__Information shown__.

_ _ _ _

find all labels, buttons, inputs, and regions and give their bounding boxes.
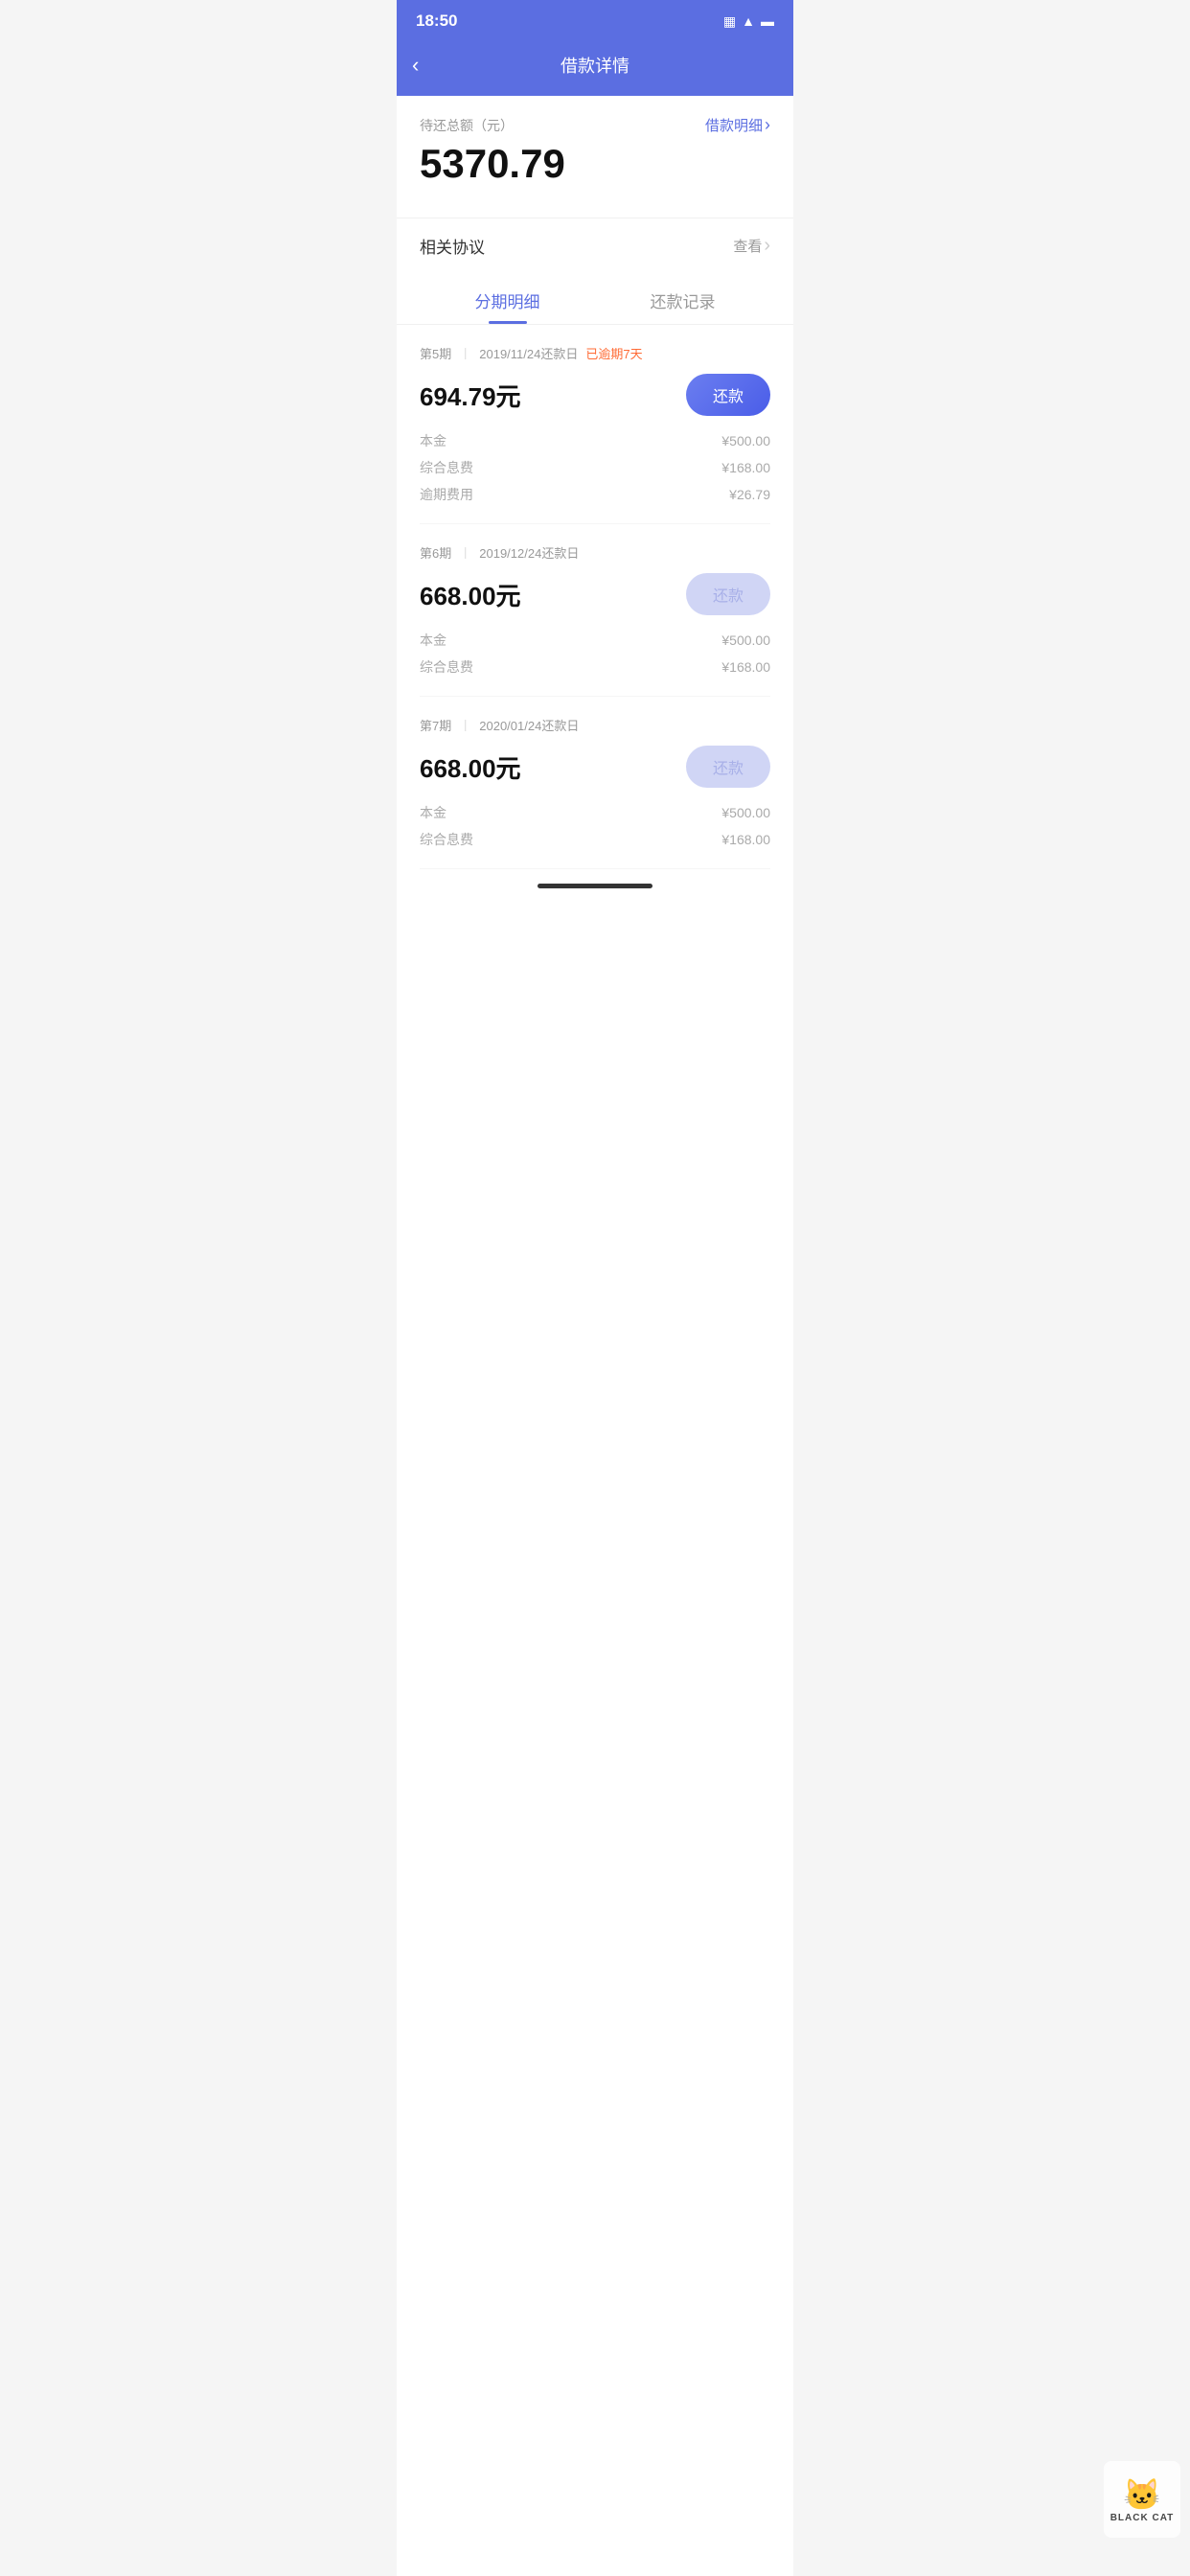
loan-detail-link[interactable]: 借款明细 — [705, 115, 770, 135]
agreement-view-link[interactable]: 查看 — [733, 235, 770, 257]
amount-row-5: 694.79元 还款 — [420, 374, 770, 416]
detail-row-principal-5: 本金 ¥500.00 — [420, 431, 770, 450]
detail-row-principal-6: 本金 ¥500.00 — [420, 631, 770, 650]
detail-value-overdue-fee-5: ¥26.79 — [729, 487, 770, 502]
separator-5: 丨 — [459, 344, 471, 362]
detail-label-principal-6: 本金 — [420, 631, 446, 650]
amount-6: 668.00元 — [420, 577, 521, 612]
detail-row-interest-7: 综合息费 ¥168.00 — [420, 830, 770, 849]
details-7: 本金 ¥500.00 综合息费 ¥168.00 — [420, 803, 770, 849]
watermark-inner: 🐱 BLACK CAT — [1104, 2461, 1180, 2538]
detail-row-interest-6: 综合息费 ¥168.00 — [420, 657, 770, 677]
detail-value-principal-7: ¥500.00 — [721, 805, 770, 820]
due-date-7: 2020/01/24还款日 — [479, 716, 579, 734]
detail-value-principal-5: ¥500.00 — [721, 433, 770, 448]
wifi-icon: ▲ — [742, 13, 755, 29]
status-time: 18:50 — [416, 12, 457, 31]
installment-header-5: 第5期 丨 2019/11/24还款日 已逾期7天 — [420, 344, 770, 362]
amount-row-7: 668.00元 还款 — [420, 746, 770, 788]
tab-repayment[interactable]: 还款记录 — [595, 288, 770, 324]
due-date-5: 2019/11/24还款日 — [479, 344, 578, 362]
installment-item-5: 第5期 丨 2019/11/24还款日 已逾期7天 694.79元 还款 本金 … — [420, 325, 770, 524]
installment-item-7: 第7期 丨 2020/01/24还款日 668.00元 还款 本金 ¥500.0… — [420, 697, 770, 869]
detail-value-principal-6: ¥500.00 — [721, 632, 770, 648]
watermark-text: BLACK CAT — [1110, 2513, 1175, 2523]
amount-7: 668.00元 — [420, 749, 521, 785]
repay-button-5[interactable]: 还款 — [686, 374, 770, 416]
summary-label: 待还总额（元） — [420, 116, 514, 135]
main-content: 待还总额（元） 借款明细 5370.79 相关协议 查看 分期明细 还款记录 第… — [397, 96, 793, 2576]
detail-value-interest-6: ¥168.00 — [721, 659, 770, 675]
detail-row-overdue-fee-5: 逾期费用 ¥26.79 — [420, 485, 770, 504]
black-cat-icon: 🐱 — [1123, 2476, 1161, 2513]
status-icons: ▦ ▲ ▬ — [723, 13, 774, 30]
battery-icon: ▬ — [761, 13, 774, 29]
signal-icon: ▦ — [723, 13, 736, 30]
details-5: 本金 ¥500.00 综合息费 ¥168.00 逾期费用 ¥26.79 — [420, 431, 770, 504]
amount-row-6: 668.00元 还款 — [420, 573, 770, 615]
due-date-6: 2019/12/24还款日 — [479, 543, 579, 562]
detail-row-interest-5: 综合息费 ¥168.00 — [420, 458, 770, 477]
detail-label-overdue-fee-5: 逾期费用 — [420, 485, 473, 504]
detail-value-interest-7: ¥168.00 — [721, 832, 770, 847]
separator-6: 丨 — [459, 543, 471, 562]
tab-installment[interactable]: 分期明细 — [420, 288, 595, 324]
status-bar: 18:50 ▦ ▲ ▬ — [397, 0, 793, 42]
detail-label-interest-7: 综合息费 — [420, 830, 473, 849]
tabs-container: 分期明细 还款记录 — [397, 288, 793, 325]
watermark: 🐱 BLACK CAT — [1104, 2461, 1180, 2538]
page-title: 借款详情 — [561, 53, 629, 78]
repay-button-6[interactable]: 还款 — [686, 573, 770, 615]
separator-7: 丨 — [459, 716, 471, 734]
home-bar — [538, 884, 652, 888]
installment-header-6: 第6期 丨 2019/12/24还款日 — [420, 543, 770, 562]
detail-label-interest-6: 综合息费 — [420, 657, 473, 677]
detail-value-interest-5: ¥168.00 — [721, 460, 770, 475]
detail-row-principal-7: 本金 ¥500.00 — [420, 803, 770, 822]
overdue-badge-5: 已逾期7天 — [585, 344, 642, 362]
header: ‹ 借款详情 — [397, 42, 793, 96]
summary-label-row: 待还总额（元） 借款明细 — [420, 115, 770, 135]
details-6: 本金 ¥500.00 综合息费 ¥168.00 — [420, 631, 770, 677]
agreement-label: 相关协议 — [420, 234, 485, 258]
detail-label-principal-5: 本金 — [420, 431, 446, 450]
period-6: 第6期 — [420, 543, 451, 562]
installment-header-7: 第7期 丨 2020/01/24还款日 — [420, 716, 770, 734]
period-7: 第7期 — [420, 716, 451, 734]
installment-list: 第5期 丨 2019/11/24还款日 已逾期7天 694.79元 还款 本金 … — [397, 325, 793, 869]
amount-5: 694.79元 — [420, 378, 521, 413]
back-button[interactable]: ‹ — [412, 53, 419, 78]
repay-button-7[interactable]: 还款 — [686, 746, 770, 788]
agreement-row[interactable]: 相关协议 查看 — [397, 218, 793, 273]
detail-label-interest-5: 综合息费 — [420, 458, 473, 477]
summary-amount: 5370.79 — [420, 141, 770, 187]
detail-label-principal-7: 本金 — [420, 803, 446, 822]
summary-section: 待还总额（元） 借款明细 5370.79 — [397, 96, 793, 218]
period-5: 第5期 — [420, 344, 451, 362]
installment-item-6: 第6期 丨 2019/12/24还款日 668.00元 还款 本金 ¥500.0… — [420, 524, 770, 697]
home-indicator — [397, 869, 793, 902]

_ _ _ _

__Written problem__. Set every line of the items above into a Markdown table with the columns Row and Line, numbering the rows and omitting blank lines. Leave the pictures out.

__Worked answer__.
| Row | Line |
|---|---|
| 1 | find all labels, buttons, inputs, and regions and give their bounding boxes. |
| 2 | loan-detail-link[interactable]: 借款明细 — [705, 115, 770, 135] |
| 3 | agreement-view-link[interactable]: 查看 — [733, 235, 770, 257] |
| 4 | amount-row-5: 694.79元 还款 — [420, 374, 770, 416] |
| 5 | detail-row-principal-5: 本金 ¥500.00 — [420, 431, 770, 450] |
| 6 | detail-row-principal-6: 本金 ¥500.00 — [420, 631, 770, 650] |
| 7 | detail-value-overdue-fee-5: ¥26.79 — [729, 487, 770, 502] |
| 8 | separator-5: 丨 — [459, 344, 471, 362] |
| 9 | detail-label-principal-6: 本金 — [420, 631, 446, 650] |
| 10 | amount-6: 668.00元 — [420, 577, 521, 612] |
| 11 | detail-row-interest-7: 综合息费 ¥168.00 — [420, 830, 770, 849] |
| 12 | details-7: 本金 ¥500.00 综合息费 ¥168.00 — [420, 803, 770, 849] |
| 13 | watermark-inner: 🐱 BLACK CAT — [1104, 2461, 1180, 2538] |
| 14 | detail-row-interest-6: 综合息费 ¥168.00 — [420, 657, 770, 677] |
| 15 | detail-value-principal-7: ¥500.00 — [721, 805, 770, 820] |
| 16 | due-date-7: 2020/01/24还款日 — [479, 716, 579, 734] |
| 17 | detail-value-principal-5: ¥500.00 — [721, 433, 770, 448] |
| 18 | wifi-icon: ▲ — [742, 13, 755, 29] |
| 19 | status-time: 18:50 — [416, 12, 457, 31] |
| 20 | installment-header-5: 第5期 丨 2019/11/24还款日 已逾期7天 — [420, 344, 770, 362] |
| 21 | amount-row-7: 668.00元 还款 — [420, 746, 770, 788] |
| 22 | tab-repayment[interactable]: 还款记录 — [595, 288, 770, 324] |
| 23 | due-date-5: 2019/11/24还款日 — [479, 344, 578, 362] |
| 24 | installment-item-5: 第5期 丨 2019/11/24还款日 已逾期7天 694.79元 还款 本金 … — [420, 325, 770, 524] |
| 25 | installment-item-7: 第7期 丨 2020/01/24还款日 668.00元 还款 本金 ¥500.0… — [420, 697, 770, 869] |
| 26 | detail-value-principal-6: ¥500.00 — [721, 632, 770, 648] |
| 27 | watermark-text: BLACK CAT — [1110, 2513, 1175, 2523] |
| 28 | amount-7: 668.00元 — [420, 749, 521, 785] |
| 29 | repay-button-5[interactable]: 还款 — [686, 374, 770, 416] |
| 30 | summary-label: 待还总额（元） — [420, 116, 514, 135] |
| 31 | main-content: 待还总额（元） 借款明细 5370.79 相关协议 查看 分期明细 还款记录 第… — [397, 96, 793, 2576] |
| 32 | detail-value-interest-6: ¥168.00 — [721, 659, 770, 675] |
| 33 | detail-row-overdue-fee-5: 逾期费用 ¥26.79 — [420, 485, 770, 504] |
| 34 | black-cat-icon: 🐱 — [1123, 2476, 1161, 2513] |
| 35 | status-icons: ▦ ▲ ▬ — [723, 13, 774, 30] |
| 36 | battery-icon: ▬ — [761, 13, 774, 29] |
| 37 | signal-icon: ▦ — [723, 13, 736, 30] |
| 38 | details-5: 本金 ¥500.00 综合息费 ¥168.00 逾期费用 ¥26.79 — [420, 431, 770, 504] |
| 39 | amount-row-6: 668.00元 还款 — [420, 573, 770, 615] |
| 40 | due-date-6: 2019/12/24还款日 — [479, 543, 579, 562] |
| 41 | detail-row-interest-5: 综合息费 ¥168.00 — [420, 458, 770, 477] |
| 42 | detail-label-overdue-fee-5: 逾期费用 — [420, 485, 473, 504] |
| 43 | detail-value-interest-7: ¥168.00 — [721, 832, 770, 847] |
| 44 | separator-6: 丨 — [459, 543, 471, 562] |
| 45 | tab-installment[interactable]: 分期明细 — [420, 288, 595, 324] |
| 46 | status-bar: 18:50 ▦ ▲ ▬ — [397, 0, 793, 42] |
| 47 | detail-label-interest-7: 综合息费 — [420, 830, 473, 849] |
| 48 | tabs-container: 分期明细 还款记录 — [397, 288, 793, 325] |
| 49 | watermark: 🐱 BLACK CAT — [1104, 2461, 1180, 2538] |
| 50 | page-title: 借款详情 — [561, 53, 629, 78] |
| 51 | repay-button-6[interactable]: 还款 — [686, 573, 770, 615] |
| 52 | separator-7: 丨 — [459, 716, 471, 734] |
| 53 | home-bar — [538, 884, 652, 888] |
| 54 | installment-header-6: 第6期 丨 2019/12/24还款日 — [420, 543, 770, 562] |
| 55 | detail-label-interest-6: 综合息费 — [420, 657, 473, 677] |
| 56 | detail-value-interest-5: ¥168.00 — [721, 460, 770, 475] |
| 57 | detail-row-principal-7: 本金 ¥500.00 — [420, 803, 770, 822] |
| 58 | overdue-badge-5: 已逾期7天 — [585, 344, 642, 362] |
| 59 | header: ‹ 借款详情 — [397, 42, 793, 96] |
| 60 | summary-label-row: 待还总额（元） 借款明细 — [420, 115, 770, 135] |
| 61 | details-6: 本金 ¥500.00 综合息费 ¥168.00 — [420, 631, 770, 677] |
| 62 | agreement-label: 相关协议 — [420, 234, 485, 258] |
| 63 | detail-label-principal-5: 本金 — [420, 431, 446, 450] |
| 64 | period-6: 第6期 — [420, 543, 451, 562] |
| 65 | installment-header-7: 第7期 丨 2020/01/24还款日 — [420, 716, 770, 734] |
| 66 | period-7: 第7期 — [420, 716, 451, 734] |
| 67 | installment-list: 第5期 丨 2019/11/24还款日 已逾期7天 694.79元 还款 本金 … — [397, 325, 793, 869] |
| 68 | amount-5: 694.79元 — [420, 378, 521, 413] |
| 69 | back-button[interactable]: ‹ — [412, 53, 419, 78] |
| 70 | repay-button-7[interactable]: 还款 — [686, 746, 770, 788] |
| 71 | agreement-row[interactable]: 相关协议 查看 — [397, 218, 793, 273] |
| 72 | detail-label-interest-5: 综合息费 — [420, 458, 473, 477] |
| 73 | summary-amount: 5370.79 — [420, 141, 770, 187] |
| 74 | detail-label-principal-7: 本金 — [420, 803, 446, 822] |
| 75 | summary-section: 待还总额（元） 借款明细 5370.79 — [397, 96, 793, 218] |
| 76 | period-5: 第5期 — [420, 344, 451, 362] |
| 77 | installment-item-6: 第6期 丨 2019/12/24还款日 668.00元 还款 本金 ¥500.0… — [420, 524, 770, 697] |
| 78 | home-indicator — [397, 869, 793, 902] |